They need each other badly, the ANC and DA.

The next five years of the GNU provides the ANC with a new lease of life, a second chance to prove to the electorate that Mandela’s party has heard the cries of the voters, and “self-corrected”.

In the coming five years, the ANC will grab every glory of the GNU collective. After all, the GNU is the ANC’s creation. Everybody else has been invited to serve.

Ultimately, President Ramaphosa and his comrades will remind the country that when it mattered the most, they did their utmost best to put together a government of the people by the people for the people.

It will be difficult to argue against the ANC’s claim over the collective success of the GNU. This is the magic wand of the party.

By extension, the storyline is in sync with Ramaphosa’s desired legacy. He’d like history to remember him as the Chief negotiator of the ANC in the period leading to the first democratic elections of April 1994.

That’s really where it began for the former trade unionist that is Ramaphosa. The end is like the beginning. It bears all the hallmarks of the Alpha and the Omega.

In the end, history will remember Ramaphosa as the man who pulled together leaders from a diverse political background around the same cabinet to work together and deliver services for the people of SA.

**What you should do**
Answer these about the text on the ANC and the GNU:
1. Whose creation does the text say the GNU is?
2. In the run-up to which elections does Ramaphosa want to be remembered as the ANC's Chief negotiator?
3. What earlier role does the text say Ramaphosa held?

**Information shown**
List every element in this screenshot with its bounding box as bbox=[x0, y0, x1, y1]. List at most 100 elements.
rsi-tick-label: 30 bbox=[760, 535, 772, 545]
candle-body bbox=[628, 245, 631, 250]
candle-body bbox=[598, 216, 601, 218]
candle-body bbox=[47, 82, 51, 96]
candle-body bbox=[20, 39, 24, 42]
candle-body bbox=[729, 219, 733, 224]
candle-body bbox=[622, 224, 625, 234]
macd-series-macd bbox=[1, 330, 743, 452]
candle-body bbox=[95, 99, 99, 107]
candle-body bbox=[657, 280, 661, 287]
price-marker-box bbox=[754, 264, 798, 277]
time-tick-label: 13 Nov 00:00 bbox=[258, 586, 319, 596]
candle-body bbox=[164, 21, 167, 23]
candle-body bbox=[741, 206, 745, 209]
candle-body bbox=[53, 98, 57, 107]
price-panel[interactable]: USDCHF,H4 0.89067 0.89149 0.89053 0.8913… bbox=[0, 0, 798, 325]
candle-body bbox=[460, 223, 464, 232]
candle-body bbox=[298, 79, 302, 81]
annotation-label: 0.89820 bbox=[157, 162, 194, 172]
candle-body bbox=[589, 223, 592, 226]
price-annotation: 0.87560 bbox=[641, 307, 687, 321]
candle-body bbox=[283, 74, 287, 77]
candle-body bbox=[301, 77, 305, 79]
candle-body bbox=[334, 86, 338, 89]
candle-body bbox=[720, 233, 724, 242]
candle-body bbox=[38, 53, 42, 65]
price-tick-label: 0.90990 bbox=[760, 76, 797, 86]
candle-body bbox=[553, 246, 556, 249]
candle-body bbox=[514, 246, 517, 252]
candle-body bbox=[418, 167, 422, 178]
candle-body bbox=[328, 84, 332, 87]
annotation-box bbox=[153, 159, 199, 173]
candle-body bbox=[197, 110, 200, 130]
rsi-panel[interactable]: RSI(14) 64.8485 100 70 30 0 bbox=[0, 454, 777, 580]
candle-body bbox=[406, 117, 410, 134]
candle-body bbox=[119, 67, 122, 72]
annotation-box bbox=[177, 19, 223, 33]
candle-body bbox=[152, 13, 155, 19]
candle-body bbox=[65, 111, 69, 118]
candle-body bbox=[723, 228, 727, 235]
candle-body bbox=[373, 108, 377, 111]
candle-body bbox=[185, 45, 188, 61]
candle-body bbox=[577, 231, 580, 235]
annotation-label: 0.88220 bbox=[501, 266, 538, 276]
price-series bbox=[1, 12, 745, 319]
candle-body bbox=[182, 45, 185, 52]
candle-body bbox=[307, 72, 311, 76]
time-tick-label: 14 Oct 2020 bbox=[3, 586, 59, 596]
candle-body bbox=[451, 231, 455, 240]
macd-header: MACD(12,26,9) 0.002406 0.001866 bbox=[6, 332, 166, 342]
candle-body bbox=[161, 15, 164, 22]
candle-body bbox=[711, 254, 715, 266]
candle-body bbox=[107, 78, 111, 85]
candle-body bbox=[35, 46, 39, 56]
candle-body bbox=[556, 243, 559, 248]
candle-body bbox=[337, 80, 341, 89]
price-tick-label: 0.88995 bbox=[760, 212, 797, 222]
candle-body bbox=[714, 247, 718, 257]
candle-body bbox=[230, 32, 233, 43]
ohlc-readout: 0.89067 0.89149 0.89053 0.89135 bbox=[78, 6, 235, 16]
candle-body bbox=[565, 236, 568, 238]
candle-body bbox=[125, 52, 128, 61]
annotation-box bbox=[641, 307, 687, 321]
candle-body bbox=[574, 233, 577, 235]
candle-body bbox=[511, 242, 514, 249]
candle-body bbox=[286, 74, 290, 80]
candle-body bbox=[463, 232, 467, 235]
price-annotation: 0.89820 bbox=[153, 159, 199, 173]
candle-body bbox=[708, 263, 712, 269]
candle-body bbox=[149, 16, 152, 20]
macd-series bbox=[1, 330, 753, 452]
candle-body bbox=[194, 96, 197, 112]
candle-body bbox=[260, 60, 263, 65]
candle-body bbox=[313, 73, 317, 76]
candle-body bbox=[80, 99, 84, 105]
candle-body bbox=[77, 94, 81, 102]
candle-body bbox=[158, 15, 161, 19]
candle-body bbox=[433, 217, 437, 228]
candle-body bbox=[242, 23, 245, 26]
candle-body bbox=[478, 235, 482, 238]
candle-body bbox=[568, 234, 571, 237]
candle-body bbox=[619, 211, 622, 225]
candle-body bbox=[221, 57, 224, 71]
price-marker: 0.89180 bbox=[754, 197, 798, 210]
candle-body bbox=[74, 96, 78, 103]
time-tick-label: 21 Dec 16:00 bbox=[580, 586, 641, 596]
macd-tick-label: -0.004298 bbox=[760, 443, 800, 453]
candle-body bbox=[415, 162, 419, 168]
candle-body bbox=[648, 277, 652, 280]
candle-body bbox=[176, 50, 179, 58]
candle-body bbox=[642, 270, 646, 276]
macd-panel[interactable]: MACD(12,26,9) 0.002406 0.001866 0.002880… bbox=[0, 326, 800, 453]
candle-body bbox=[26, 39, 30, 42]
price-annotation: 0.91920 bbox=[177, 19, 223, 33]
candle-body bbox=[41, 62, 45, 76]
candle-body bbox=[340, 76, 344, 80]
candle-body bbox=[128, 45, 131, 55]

**Solution for this problem**
1. The ANC's.
2. The first democratic elections of April 1994.
3. Trade unionist.